----- STORED ROWS -----
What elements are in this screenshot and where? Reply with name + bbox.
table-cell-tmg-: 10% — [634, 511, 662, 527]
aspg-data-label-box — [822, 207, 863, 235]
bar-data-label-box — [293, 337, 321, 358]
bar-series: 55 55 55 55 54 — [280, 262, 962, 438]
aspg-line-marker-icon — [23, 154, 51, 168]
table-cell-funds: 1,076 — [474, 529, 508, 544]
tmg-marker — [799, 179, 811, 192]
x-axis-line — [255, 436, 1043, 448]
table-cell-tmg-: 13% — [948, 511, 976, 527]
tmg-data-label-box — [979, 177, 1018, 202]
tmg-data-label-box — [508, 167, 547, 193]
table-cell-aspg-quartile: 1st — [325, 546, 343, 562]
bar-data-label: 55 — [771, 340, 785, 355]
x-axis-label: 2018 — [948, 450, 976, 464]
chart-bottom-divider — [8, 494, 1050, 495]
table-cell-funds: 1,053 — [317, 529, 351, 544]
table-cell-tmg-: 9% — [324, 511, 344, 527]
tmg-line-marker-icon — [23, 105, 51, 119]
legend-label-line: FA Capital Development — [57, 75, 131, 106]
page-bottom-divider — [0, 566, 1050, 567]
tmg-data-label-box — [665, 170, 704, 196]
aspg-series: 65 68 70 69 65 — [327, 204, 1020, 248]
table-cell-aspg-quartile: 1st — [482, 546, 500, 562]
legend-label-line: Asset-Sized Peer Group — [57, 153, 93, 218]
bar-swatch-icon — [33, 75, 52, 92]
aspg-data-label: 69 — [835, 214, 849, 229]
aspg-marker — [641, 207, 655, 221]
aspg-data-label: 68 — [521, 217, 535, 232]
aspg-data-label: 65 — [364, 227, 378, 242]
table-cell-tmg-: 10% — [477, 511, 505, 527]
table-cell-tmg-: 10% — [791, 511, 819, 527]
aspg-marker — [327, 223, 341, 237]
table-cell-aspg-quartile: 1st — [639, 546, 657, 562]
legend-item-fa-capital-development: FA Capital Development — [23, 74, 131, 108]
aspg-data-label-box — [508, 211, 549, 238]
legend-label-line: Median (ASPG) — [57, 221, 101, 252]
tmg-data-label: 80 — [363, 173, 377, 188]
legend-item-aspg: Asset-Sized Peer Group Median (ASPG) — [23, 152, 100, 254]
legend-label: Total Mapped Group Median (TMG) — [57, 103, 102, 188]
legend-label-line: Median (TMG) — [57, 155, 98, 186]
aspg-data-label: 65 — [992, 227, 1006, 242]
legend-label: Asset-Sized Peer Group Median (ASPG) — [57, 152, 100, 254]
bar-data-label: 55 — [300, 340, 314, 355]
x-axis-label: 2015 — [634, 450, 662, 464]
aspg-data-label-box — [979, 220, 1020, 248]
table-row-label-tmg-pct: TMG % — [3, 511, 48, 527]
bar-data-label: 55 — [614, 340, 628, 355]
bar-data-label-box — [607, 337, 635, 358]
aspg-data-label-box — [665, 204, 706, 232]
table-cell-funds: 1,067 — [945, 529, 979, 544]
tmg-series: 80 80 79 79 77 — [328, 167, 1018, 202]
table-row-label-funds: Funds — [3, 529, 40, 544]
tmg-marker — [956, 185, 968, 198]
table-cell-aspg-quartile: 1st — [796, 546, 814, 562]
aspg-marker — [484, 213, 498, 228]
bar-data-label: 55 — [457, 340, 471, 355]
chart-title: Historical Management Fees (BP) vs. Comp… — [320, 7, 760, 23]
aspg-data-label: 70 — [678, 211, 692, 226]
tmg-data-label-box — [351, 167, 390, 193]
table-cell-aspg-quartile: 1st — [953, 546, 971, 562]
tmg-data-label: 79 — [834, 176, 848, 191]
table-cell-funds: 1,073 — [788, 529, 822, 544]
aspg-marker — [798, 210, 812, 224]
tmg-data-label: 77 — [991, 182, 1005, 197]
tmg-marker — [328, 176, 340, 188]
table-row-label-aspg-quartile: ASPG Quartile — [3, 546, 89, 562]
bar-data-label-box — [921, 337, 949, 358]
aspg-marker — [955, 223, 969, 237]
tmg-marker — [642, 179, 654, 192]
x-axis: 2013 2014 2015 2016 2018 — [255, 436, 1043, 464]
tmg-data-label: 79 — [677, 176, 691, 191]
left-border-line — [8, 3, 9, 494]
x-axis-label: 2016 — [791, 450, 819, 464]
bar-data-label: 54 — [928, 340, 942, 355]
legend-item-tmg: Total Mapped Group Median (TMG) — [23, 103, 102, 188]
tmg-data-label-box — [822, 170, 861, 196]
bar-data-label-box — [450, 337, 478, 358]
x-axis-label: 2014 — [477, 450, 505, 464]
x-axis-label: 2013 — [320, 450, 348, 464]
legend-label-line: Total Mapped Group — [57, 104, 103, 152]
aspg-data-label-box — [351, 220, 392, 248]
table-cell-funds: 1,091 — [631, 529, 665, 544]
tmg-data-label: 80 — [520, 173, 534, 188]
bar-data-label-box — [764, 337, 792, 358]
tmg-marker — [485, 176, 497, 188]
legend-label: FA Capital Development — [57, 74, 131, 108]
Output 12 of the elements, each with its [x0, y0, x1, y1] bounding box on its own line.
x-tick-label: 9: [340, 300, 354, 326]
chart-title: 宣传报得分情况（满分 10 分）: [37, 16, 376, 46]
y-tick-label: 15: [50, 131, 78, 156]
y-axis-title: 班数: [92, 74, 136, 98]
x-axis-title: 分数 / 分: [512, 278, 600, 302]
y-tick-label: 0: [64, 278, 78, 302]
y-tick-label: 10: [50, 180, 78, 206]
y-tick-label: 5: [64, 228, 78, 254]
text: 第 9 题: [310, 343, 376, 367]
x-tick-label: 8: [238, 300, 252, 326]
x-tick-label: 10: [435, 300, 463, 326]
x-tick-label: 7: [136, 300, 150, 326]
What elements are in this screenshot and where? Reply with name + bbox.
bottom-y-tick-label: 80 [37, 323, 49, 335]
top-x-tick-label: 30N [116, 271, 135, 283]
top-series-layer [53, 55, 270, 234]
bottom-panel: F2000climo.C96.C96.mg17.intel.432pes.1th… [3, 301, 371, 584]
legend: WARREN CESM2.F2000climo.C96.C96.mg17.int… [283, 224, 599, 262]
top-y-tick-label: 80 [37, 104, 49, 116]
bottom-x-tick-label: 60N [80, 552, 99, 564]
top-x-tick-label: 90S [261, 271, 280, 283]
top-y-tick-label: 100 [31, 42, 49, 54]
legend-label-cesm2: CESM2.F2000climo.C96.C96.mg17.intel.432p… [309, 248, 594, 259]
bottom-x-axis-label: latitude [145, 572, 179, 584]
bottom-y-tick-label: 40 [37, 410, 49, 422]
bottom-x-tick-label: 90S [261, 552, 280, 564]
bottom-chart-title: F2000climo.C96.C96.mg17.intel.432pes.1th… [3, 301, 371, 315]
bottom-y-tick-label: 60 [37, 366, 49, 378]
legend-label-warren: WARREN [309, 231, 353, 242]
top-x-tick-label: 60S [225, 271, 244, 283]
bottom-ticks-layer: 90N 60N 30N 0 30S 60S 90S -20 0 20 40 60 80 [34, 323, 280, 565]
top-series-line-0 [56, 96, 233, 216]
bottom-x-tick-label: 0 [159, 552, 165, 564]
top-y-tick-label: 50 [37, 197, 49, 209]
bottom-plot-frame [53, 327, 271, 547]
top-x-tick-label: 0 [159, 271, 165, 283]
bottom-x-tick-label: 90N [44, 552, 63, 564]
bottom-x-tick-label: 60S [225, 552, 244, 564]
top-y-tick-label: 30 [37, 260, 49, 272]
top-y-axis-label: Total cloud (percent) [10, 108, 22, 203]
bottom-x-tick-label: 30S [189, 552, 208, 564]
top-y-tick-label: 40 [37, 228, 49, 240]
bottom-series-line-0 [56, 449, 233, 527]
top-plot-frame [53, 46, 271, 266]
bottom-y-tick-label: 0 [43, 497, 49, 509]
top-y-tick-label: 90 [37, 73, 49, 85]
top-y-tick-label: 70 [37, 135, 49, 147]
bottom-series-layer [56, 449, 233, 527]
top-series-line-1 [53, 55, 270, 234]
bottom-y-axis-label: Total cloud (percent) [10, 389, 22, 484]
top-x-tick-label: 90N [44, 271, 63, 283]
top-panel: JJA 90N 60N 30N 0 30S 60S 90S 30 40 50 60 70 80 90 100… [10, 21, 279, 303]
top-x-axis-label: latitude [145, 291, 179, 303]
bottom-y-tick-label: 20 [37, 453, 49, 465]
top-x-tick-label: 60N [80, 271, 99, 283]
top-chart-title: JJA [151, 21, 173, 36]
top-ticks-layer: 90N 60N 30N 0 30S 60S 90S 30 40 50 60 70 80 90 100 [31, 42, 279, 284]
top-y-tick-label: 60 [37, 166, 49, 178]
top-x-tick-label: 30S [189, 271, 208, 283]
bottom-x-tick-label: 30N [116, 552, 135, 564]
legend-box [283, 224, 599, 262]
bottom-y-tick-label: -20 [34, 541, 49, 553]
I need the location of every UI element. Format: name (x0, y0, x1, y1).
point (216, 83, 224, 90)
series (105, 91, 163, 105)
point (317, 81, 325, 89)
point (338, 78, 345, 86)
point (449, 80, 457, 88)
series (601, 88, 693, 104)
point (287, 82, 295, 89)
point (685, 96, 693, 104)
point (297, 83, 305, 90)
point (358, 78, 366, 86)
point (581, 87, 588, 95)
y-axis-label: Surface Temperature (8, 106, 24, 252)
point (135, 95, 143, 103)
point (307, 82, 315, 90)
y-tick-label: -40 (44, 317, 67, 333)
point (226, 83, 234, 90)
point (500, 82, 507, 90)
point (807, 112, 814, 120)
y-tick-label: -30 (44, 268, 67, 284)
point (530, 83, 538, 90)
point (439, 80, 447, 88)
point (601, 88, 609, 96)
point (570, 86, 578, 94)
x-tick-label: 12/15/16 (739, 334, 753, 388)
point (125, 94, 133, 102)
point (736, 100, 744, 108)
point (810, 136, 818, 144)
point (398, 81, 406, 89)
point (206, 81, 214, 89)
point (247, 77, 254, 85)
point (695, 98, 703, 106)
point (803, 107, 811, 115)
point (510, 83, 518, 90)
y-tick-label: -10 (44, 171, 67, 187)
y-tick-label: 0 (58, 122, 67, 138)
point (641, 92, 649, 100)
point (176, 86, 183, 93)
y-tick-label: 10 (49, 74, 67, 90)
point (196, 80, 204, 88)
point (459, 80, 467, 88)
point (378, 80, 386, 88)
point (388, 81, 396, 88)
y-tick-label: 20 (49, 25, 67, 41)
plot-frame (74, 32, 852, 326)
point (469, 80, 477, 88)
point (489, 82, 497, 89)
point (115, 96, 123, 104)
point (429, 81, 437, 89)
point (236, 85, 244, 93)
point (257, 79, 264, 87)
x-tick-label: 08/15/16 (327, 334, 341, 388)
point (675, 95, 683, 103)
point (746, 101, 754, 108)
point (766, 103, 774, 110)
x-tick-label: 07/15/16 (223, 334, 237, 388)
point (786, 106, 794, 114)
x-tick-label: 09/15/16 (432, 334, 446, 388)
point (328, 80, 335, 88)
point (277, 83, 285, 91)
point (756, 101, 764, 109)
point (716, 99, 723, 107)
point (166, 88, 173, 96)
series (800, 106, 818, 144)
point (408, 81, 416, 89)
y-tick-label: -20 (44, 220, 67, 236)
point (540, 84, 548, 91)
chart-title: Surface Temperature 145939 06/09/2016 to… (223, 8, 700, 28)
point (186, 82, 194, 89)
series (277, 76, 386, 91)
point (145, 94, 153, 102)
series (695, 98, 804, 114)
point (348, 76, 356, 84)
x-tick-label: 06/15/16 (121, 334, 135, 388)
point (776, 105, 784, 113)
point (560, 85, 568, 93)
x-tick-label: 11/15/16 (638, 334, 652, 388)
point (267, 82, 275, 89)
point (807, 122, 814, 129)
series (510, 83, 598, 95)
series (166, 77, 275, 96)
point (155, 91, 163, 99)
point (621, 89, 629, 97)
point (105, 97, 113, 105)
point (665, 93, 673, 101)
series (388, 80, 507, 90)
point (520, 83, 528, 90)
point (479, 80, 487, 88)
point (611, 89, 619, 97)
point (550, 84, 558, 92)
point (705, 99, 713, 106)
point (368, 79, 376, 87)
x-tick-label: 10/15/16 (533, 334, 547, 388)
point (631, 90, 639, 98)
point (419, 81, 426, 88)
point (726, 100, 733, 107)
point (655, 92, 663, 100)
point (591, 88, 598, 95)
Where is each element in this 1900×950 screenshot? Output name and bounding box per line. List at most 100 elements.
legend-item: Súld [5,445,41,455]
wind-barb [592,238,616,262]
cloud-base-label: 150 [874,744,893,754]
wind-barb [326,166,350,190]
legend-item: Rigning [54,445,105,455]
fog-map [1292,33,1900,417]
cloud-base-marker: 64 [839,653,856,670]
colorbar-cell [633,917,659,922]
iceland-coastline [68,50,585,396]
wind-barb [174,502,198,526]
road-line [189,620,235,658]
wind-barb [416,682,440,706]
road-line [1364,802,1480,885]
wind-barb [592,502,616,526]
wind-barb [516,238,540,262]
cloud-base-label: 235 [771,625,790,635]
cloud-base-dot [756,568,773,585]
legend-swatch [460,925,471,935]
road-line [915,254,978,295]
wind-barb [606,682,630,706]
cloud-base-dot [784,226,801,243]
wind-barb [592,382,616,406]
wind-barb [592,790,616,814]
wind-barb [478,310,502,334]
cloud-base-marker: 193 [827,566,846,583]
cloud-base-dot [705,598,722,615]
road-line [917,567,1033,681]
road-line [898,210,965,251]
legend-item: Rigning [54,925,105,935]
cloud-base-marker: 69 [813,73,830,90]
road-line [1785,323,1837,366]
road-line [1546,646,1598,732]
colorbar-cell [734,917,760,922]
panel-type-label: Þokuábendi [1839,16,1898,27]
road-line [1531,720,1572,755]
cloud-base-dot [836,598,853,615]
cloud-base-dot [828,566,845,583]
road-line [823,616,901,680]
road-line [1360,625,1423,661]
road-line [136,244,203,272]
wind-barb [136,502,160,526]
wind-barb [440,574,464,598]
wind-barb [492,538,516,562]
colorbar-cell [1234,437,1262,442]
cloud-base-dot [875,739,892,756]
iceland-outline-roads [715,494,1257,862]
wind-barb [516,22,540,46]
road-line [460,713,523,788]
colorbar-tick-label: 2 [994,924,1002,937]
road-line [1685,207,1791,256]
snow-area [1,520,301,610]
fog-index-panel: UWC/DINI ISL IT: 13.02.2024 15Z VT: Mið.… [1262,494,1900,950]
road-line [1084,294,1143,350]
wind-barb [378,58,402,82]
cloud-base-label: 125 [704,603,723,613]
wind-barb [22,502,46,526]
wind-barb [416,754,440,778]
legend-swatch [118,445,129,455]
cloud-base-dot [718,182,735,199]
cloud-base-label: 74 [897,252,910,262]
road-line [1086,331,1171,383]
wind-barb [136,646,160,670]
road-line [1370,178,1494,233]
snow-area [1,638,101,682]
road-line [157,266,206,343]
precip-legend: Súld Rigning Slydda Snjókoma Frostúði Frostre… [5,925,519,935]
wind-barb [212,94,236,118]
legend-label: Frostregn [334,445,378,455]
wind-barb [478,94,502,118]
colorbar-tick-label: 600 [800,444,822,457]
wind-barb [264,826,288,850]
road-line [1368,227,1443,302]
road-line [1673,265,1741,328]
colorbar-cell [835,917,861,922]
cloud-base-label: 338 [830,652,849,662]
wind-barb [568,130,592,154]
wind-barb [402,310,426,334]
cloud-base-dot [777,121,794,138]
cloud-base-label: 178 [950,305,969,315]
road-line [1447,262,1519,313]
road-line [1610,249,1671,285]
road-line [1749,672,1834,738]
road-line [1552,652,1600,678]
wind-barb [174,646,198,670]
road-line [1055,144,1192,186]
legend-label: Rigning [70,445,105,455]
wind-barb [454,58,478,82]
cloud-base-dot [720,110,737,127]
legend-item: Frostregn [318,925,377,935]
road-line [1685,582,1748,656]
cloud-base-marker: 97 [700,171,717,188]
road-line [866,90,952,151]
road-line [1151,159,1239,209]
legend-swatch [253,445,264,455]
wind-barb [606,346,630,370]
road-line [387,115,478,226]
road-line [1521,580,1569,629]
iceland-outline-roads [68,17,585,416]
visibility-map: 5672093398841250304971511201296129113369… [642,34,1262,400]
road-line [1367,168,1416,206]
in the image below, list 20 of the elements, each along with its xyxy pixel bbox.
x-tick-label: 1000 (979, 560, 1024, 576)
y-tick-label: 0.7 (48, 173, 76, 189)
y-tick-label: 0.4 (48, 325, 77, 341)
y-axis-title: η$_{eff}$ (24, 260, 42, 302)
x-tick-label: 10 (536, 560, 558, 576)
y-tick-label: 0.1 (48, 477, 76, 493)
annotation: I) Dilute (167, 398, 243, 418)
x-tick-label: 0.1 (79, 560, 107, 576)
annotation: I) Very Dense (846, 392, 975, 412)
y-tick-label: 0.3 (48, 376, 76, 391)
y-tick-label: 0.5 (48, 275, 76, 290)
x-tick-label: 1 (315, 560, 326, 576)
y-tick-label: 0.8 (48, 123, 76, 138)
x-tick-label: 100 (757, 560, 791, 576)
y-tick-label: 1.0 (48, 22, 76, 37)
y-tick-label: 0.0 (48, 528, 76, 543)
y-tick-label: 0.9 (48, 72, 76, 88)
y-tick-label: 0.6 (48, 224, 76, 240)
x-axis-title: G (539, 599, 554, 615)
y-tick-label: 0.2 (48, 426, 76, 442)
-----
> [YOUR INSTRUCTIONS]:
Change "x-axis-label" to "x-tick-label" in the records from the first line through the line holding "table-cell-tmg-: 10% — [791, 511, 819, 527]", inclusive. Return only those lines, leaving everything else as it is.

> [FINAL ANSWER]:
What elements are in this screenshot and where? Reply with name + bbox.
table-cell-tmg-: 10% — [634, 511, 662, 527]
aspg-data-label-box — [822, 207, 863, 235]
bar-data-label-box — [293, 337, 321, 358]
bar-series: 55 55 55 55 54 — [280, 262, 962, 438]
aspg-line-marker-icon — [23, 154, 51, 168]
table-cell-funds: 1,076 — [474, 529, 508, 544]
tmg-marker — [799, 179, 811, 192]
x-axis-line — [255, 436, 1043, 448]
table-cell-tmg-: 13% — [948, 511, 976, 527]
tmg-data-label-box — [979, 177, 1018, 202]
tmg-data-label-box — [508, 167, 547, 193]
table-cell-aspg-quartile: 1st — [325, 546, 343, 562]
bar-data-label: 55 — [771, 340, 785, 355]
x-tick-label: 2018 — [948, 450, 976, 464]
chart-bottom-divider — [8, 494, 1050, 495]
table-cell-funds: 1,053 — [317, 529, 351, 544]
table-cell-tmg-: 9% — [324, 511, 344, 527]
tmg-line-marker-icon — [23, 105, 51, 119]
legend-label-line: FA Capital Development — [57, 75, 131, 106]
page-bottom-divider — [0, 566, 1050, 567]
tmg-data-label-box — [665, 170, 704, 196]
aspg-series: 65 68 70 69 65 — [327, 204, 1020, 248]
table-cell-aspg-quartile: 1st — [482, 546, 500, 562]
legend-label-line: Asset-Sized Peer Group — [57, 153, 93, 218]
bar-swatch-icon — [33, 75, 52, 92]
aspg-data-label: 69 — [835, 214, 849, 229]
aspg-marker — [641, 207, 655, 221]
aspg-data-label: 68 — [521, 217, 535, 232]
aspg-data-label: 65 — [364, 227, 378, 242]
table-cell-tmg-: 10% — [477, 511, 505, 527]
table-cell-tmg-: 10% — [791, 511, 819, 527]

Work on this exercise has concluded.